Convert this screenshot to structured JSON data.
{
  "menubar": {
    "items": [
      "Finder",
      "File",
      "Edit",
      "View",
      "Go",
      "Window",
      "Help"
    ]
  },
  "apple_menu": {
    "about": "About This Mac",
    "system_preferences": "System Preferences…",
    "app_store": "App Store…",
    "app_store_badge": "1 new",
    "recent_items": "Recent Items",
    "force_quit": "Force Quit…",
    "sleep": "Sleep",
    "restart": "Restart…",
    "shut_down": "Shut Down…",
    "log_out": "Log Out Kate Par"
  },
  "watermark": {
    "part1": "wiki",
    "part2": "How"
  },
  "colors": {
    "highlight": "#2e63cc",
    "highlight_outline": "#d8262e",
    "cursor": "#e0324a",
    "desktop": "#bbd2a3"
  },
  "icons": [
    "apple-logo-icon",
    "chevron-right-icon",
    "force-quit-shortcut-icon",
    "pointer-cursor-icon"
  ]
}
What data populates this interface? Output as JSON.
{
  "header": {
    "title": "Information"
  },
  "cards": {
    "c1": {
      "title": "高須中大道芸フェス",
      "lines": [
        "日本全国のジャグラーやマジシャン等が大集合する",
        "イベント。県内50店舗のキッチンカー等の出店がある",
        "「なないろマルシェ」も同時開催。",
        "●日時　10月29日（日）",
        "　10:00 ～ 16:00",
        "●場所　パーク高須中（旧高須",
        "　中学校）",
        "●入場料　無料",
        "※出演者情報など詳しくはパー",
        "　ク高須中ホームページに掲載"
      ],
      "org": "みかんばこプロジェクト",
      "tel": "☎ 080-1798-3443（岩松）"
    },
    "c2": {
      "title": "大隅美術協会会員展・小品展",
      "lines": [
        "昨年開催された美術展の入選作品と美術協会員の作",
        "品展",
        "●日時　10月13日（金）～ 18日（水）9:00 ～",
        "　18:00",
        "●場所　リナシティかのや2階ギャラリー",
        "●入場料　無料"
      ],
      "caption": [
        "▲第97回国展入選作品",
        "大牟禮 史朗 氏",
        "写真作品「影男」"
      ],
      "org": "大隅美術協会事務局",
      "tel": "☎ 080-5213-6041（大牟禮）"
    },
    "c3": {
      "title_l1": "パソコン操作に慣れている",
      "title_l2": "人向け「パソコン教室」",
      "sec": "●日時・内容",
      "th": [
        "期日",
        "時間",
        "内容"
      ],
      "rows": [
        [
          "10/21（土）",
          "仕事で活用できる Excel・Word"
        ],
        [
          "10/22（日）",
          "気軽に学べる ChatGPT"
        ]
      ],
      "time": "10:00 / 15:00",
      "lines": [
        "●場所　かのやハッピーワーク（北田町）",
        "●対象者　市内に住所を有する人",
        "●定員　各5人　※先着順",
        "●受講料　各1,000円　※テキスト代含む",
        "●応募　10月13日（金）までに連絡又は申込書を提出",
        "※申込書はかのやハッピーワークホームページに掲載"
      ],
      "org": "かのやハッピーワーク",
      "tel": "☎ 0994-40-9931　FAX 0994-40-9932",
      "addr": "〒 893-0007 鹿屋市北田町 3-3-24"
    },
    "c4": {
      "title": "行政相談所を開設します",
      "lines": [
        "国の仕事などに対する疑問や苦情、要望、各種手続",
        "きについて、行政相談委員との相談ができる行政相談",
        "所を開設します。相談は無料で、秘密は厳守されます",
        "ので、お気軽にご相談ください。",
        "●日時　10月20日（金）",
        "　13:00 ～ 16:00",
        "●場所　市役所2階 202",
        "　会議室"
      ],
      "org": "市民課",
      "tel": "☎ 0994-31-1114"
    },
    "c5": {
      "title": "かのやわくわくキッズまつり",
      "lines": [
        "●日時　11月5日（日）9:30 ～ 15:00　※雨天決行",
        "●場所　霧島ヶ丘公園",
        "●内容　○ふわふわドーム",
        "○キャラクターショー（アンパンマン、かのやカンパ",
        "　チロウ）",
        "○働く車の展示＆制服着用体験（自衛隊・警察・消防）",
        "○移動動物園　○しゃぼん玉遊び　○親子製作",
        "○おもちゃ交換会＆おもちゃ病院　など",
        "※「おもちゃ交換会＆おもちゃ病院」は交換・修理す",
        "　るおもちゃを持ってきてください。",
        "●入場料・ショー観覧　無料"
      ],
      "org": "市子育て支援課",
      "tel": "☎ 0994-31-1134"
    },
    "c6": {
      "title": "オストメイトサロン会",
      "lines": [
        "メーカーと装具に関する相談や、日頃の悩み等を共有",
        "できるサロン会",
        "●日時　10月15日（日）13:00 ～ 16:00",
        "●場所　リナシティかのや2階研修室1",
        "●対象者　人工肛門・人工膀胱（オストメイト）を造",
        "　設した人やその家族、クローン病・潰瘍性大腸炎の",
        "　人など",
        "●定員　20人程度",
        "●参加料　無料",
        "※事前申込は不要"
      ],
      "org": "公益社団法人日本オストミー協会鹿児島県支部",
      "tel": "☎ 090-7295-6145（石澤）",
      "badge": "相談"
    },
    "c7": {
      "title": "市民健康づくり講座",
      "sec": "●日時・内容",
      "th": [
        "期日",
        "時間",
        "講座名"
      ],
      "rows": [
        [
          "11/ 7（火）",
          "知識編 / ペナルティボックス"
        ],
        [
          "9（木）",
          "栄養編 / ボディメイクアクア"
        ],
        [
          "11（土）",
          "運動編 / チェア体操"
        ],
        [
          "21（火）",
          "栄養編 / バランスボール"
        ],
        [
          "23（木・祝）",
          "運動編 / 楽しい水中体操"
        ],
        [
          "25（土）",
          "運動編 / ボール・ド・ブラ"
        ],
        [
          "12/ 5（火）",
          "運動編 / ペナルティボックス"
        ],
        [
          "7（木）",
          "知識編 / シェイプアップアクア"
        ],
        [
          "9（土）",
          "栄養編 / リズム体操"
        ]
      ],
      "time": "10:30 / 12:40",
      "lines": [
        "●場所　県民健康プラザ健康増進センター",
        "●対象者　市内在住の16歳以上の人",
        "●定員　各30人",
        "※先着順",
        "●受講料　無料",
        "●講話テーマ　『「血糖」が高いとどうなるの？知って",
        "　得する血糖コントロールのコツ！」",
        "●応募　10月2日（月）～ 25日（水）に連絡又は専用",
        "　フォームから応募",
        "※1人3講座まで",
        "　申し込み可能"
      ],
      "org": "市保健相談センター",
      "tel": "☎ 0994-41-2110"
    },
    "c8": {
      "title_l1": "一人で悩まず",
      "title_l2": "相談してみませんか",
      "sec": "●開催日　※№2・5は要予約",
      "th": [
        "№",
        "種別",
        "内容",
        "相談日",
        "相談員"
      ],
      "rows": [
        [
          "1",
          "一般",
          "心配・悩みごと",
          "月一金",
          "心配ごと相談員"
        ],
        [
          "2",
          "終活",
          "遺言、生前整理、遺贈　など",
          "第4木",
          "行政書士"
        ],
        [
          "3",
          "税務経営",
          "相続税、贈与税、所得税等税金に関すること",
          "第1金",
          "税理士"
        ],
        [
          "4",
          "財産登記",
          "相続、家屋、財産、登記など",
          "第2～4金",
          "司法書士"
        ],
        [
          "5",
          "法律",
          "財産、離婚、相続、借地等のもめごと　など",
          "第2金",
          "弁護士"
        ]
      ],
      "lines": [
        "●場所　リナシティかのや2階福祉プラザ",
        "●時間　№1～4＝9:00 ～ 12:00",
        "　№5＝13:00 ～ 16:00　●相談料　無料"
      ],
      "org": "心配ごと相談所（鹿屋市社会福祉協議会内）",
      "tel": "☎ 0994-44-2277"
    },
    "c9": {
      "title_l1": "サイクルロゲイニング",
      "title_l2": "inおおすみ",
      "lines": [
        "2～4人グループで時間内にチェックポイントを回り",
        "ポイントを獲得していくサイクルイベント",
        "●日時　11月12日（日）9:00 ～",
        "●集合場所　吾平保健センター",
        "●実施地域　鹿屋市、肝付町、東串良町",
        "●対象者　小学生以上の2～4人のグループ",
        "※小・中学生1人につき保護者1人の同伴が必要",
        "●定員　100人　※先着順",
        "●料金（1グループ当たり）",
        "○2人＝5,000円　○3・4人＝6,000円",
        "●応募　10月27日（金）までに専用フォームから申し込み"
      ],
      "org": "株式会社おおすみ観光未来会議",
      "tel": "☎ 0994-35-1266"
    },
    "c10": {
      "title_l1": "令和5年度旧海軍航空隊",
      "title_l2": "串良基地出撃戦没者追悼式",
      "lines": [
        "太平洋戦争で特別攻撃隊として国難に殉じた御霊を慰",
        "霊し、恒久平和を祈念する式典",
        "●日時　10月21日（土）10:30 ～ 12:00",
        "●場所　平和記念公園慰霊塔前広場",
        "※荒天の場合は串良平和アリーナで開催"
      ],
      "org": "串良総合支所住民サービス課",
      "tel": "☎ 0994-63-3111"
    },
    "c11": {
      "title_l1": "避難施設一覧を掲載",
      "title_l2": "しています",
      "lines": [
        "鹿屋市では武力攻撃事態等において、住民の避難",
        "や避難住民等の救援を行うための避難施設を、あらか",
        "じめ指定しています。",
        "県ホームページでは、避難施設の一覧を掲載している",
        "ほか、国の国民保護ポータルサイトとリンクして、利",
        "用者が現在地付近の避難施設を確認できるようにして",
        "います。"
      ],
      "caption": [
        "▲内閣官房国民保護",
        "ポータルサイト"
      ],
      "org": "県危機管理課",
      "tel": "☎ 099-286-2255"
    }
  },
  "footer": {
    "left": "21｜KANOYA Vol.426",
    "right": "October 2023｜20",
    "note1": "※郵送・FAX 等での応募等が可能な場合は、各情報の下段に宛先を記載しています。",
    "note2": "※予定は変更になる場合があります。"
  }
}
....
Take each line containing the string "right" and copy it out.

== RESULT OF THE TASK ==
    "chevron-right-icon",
    "right": "October 2023｜20",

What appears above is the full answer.